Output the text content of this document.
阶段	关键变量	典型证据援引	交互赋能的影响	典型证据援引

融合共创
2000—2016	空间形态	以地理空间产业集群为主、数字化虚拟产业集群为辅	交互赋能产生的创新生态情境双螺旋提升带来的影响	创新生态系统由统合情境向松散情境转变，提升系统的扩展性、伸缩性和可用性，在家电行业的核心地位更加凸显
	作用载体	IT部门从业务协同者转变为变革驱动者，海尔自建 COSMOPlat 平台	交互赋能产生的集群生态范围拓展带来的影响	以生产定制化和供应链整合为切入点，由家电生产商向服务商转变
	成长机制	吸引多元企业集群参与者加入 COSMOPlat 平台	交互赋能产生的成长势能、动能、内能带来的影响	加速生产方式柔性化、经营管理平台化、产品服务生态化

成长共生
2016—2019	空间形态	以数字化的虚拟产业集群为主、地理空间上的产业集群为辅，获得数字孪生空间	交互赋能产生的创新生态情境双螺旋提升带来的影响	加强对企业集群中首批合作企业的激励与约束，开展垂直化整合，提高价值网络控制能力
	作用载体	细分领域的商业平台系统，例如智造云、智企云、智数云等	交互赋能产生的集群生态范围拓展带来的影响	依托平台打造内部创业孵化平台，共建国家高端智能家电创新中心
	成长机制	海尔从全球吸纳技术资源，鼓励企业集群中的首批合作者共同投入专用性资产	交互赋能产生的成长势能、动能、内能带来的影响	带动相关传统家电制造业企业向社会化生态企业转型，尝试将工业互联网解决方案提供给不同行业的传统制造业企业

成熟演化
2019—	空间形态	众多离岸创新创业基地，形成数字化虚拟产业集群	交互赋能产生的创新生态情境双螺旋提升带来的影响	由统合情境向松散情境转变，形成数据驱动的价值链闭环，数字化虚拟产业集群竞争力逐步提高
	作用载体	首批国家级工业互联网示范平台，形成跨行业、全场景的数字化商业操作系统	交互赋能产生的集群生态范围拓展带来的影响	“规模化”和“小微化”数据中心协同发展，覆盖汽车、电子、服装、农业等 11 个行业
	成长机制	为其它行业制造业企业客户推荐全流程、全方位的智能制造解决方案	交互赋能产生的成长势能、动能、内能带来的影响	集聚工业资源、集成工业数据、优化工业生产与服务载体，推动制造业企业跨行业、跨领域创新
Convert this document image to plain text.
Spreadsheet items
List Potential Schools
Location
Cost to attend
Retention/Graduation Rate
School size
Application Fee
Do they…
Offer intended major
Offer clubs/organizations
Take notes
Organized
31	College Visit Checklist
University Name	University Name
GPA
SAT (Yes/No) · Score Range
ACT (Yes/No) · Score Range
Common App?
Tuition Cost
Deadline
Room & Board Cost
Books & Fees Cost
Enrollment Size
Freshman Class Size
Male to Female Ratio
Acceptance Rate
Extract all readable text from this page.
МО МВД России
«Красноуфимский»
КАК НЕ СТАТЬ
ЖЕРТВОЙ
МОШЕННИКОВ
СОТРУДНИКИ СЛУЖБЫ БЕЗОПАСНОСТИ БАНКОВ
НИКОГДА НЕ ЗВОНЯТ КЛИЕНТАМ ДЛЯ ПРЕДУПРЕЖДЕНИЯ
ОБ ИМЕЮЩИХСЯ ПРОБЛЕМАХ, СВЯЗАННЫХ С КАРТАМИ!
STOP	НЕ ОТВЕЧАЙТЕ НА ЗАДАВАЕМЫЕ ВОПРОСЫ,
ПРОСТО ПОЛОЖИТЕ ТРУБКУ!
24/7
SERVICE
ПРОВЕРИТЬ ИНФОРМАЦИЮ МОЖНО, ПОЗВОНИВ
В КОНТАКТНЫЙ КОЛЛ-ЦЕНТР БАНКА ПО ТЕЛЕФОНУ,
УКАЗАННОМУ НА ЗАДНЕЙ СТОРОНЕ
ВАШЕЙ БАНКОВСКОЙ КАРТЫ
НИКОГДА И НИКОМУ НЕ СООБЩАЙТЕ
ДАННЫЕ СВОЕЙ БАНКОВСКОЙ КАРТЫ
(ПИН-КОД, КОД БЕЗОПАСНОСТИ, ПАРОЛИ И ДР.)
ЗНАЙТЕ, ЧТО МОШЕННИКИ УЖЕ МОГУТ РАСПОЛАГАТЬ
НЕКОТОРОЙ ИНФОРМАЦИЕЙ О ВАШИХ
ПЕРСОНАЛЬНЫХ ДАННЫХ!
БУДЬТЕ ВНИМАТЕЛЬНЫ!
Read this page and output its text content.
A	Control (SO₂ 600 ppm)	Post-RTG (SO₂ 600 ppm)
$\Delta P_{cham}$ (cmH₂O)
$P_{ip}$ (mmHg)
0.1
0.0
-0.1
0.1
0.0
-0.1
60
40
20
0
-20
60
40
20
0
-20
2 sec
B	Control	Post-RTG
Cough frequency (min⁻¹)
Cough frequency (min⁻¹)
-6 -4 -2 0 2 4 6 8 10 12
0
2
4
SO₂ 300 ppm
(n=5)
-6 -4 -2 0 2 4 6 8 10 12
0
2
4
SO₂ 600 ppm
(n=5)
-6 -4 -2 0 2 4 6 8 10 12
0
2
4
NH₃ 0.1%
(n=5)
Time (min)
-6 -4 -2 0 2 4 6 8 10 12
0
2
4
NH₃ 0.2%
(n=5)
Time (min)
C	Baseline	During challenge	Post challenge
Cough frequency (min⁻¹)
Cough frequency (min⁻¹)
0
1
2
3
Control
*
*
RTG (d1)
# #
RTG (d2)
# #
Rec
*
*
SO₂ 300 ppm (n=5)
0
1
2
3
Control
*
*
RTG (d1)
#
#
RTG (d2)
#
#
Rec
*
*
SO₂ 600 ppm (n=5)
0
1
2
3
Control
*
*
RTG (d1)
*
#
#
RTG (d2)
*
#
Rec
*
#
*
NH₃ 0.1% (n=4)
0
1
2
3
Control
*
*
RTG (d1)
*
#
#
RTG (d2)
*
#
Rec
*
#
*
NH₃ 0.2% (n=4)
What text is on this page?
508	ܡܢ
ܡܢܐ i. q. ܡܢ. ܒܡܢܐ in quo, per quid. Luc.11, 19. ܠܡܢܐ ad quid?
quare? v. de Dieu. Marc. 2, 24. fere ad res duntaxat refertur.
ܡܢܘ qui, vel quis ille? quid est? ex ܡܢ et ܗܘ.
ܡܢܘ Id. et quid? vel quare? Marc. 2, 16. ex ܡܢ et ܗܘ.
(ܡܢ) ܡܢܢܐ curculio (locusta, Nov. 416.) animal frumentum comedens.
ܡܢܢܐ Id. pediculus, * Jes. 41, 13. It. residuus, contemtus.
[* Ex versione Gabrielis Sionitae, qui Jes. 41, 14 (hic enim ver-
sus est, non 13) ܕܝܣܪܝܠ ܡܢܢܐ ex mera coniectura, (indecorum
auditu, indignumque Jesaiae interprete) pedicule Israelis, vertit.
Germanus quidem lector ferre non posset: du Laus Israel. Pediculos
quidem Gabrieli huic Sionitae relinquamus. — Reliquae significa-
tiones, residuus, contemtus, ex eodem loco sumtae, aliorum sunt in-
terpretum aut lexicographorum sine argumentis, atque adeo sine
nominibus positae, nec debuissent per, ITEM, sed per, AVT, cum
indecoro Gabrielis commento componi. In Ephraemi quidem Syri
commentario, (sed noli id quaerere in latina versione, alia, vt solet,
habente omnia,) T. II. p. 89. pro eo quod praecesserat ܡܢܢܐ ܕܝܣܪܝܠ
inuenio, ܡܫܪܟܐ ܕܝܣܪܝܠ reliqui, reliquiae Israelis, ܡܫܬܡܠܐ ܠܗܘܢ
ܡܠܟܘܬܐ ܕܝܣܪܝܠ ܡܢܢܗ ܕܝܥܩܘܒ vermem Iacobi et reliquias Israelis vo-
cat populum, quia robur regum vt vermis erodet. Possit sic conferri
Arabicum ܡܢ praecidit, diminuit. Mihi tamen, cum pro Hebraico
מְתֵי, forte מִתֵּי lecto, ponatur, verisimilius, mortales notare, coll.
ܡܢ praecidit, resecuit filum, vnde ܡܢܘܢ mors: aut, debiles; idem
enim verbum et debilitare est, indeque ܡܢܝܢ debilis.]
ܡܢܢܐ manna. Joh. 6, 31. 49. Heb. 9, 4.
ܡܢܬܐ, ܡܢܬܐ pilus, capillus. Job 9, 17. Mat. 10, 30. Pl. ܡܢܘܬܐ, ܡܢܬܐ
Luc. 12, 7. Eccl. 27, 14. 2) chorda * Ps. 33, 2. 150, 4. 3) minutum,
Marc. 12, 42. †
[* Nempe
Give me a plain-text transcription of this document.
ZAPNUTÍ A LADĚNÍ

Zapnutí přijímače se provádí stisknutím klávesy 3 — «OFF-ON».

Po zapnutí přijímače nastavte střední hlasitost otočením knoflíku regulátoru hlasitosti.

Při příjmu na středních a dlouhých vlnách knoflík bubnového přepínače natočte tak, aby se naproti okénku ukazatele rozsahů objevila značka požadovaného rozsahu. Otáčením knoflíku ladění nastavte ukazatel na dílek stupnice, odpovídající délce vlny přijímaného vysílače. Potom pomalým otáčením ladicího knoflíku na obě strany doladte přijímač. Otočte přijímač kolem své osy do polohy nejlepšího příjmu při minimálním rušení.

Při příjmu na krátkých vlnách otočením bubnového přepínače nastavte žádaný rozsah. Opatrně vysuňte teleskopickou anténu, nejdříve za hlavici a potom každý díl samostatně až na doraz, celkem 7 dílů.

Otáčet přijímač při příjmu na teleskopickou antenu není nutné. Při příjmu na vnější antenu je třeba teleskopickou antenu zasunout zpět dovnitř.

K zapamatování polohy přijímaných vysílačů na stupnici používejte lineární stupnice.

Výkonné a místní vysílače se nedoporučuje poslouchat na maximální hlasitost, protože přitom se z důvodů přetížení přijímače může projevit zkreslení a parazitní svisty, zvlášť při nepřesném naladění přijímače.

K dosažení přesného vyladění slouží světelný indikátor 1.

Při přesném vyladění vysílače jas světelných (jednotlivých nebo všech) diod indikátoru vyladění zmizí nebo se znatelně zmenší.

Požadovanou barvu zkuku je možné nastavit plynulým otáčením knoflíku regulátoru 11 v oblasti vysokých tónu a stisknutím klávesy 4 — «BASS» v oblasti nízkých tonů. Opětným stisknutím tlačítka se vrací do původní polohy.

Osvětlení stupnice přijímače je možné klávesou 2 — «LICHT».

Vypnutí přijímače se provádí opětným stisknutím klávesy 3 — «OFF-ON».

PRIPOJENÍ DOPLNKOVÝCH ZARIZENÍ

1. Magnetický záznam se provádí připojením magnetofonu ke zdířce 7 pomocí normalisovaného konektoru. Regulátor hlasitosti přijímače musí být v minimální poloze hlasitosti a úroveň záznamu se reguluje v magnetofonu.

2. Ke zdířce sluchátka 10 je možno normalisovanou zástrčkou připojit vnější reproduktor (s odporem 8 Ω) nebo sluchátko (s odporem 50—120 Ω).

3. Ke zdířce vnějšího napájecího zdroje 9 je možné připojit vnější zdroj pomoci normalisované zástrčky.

· · · · · · ·

• **TASK DIRECTIONS**
For this exercise, gather every line of the data that contains the word "交互赋能产生的集群生态范围拓展带来的影响".

• **FINISHED EXERCISE**
	作用载体	IT部门从业务协同者转变为变革驱动者，海尔自建 COSMOPlat 平台	交互赋能产生的集群生态范围拓展带来的影响	以生产定制化和供应链整合为切入点，由家电生产商向服务商转变
	作用载体	细分领域的商业平台系统，例如智造云、智企云、智数云等	交互赋能产生的集群生态范围拓展带来的影响	依托平台打造内部创业孵化平台，共建国家高端智能家电创新中心
	作用载体	首批国家级工业互联网示范平台，形成跨行业、全场景的数字化商业操作系统	交互赋能产生的集群生态范围拓展带来的影响	“规模化”和“小微化”数据中心协同发展，覆盖汽车、电子、服装、农业等 11 个行业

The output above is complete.